## START

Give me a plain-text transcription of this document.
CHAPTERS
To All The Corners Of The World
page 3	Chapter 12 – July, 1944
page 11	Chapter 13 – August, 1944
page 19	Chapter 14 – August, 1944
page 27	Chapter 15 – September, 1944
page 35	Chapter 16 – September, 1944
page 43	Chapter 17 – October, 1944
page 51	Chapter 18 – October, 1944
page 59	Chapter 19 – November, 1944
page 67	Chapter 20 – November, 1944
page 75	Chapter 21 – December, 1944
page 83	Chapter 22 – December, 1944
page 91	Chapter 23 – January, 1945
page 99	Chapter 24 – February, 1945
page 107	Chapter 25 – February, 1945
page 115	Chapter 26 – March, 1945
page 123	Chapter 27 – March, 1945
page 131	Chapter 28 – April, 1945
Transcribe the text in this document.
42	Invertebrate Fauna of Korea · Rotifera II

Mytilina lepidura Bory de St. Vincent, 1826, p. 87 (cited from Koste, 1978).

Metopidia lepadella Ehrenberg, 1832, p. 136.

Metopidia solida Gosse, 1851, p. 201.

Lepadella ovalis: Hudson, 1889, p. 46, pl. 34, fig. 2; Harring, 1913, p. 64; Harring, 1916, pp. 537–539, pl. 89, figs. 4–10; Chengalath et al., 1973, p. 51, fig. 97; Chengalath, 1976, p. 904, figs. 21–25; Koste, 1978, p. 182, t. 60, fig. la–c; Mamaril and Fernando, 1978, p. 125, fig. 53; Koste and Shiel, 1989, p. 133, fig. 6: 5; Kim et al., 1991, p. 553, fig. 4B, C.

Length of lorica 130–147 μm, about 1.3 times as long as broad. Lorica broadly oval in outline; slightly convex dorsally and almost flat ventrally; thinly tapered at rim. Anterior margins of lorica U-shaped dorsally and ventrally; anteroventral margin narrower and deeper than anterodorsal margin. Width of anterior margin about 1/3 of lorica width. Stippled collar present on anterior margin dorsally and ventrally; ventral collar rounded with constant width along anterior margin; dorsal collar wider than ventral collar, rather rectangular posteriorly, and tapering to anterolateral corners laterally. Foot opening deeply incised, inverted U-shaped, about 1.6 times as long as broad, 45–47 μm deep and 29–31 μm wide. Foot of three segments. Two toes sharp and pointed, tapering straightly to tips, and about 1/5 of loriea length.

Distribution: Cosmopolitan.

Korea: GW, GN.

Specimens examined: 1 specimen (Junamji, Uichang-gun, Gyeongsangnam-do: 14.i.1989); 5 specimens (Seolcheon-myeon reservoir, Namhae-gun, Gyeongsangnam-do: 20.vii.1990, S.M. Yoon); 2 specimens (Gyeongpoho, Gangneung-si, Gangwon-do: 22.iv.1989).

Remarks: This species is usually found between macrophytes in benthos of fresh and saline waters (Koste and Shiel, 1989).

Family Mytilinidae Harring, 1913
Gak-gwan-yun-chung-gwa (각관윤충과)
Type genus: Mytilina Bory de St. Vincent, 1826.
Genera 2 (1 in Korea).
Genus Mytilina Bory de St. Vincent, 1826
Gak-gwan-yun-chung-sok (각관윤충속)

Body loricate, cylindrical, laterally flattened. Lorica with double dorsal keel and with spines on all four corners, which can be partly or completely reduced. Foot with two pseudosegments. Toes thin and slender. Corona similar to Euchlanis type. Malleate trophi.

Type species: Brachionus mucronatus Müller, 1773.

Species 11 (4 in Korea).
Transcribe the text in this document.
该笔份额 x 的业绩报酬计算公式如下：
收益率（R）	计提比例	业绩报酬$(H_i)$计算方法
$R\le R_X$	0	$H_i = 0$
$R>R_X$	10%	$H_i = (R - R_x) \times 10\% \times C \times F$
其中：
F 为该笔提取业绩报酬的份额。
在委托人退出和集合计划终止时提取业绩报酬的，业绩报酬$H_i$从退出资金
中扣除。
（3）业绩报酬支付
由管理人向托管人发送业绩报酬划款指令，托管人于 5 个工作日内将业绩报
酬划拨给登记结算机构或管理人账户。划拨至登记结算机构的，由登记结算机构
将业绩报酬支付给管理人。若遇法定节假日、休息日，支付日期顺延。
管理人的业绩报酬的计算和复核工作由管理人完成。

## END

▶ _Task description_:
Check all the records above and select each line where the string "Metopidia" is found.

▶ _Solution to the exercise_:
Metopidia lepadella Ehrenberg, 1832, p. 136.
Metopidia solida Gosse, 1851, p. 201.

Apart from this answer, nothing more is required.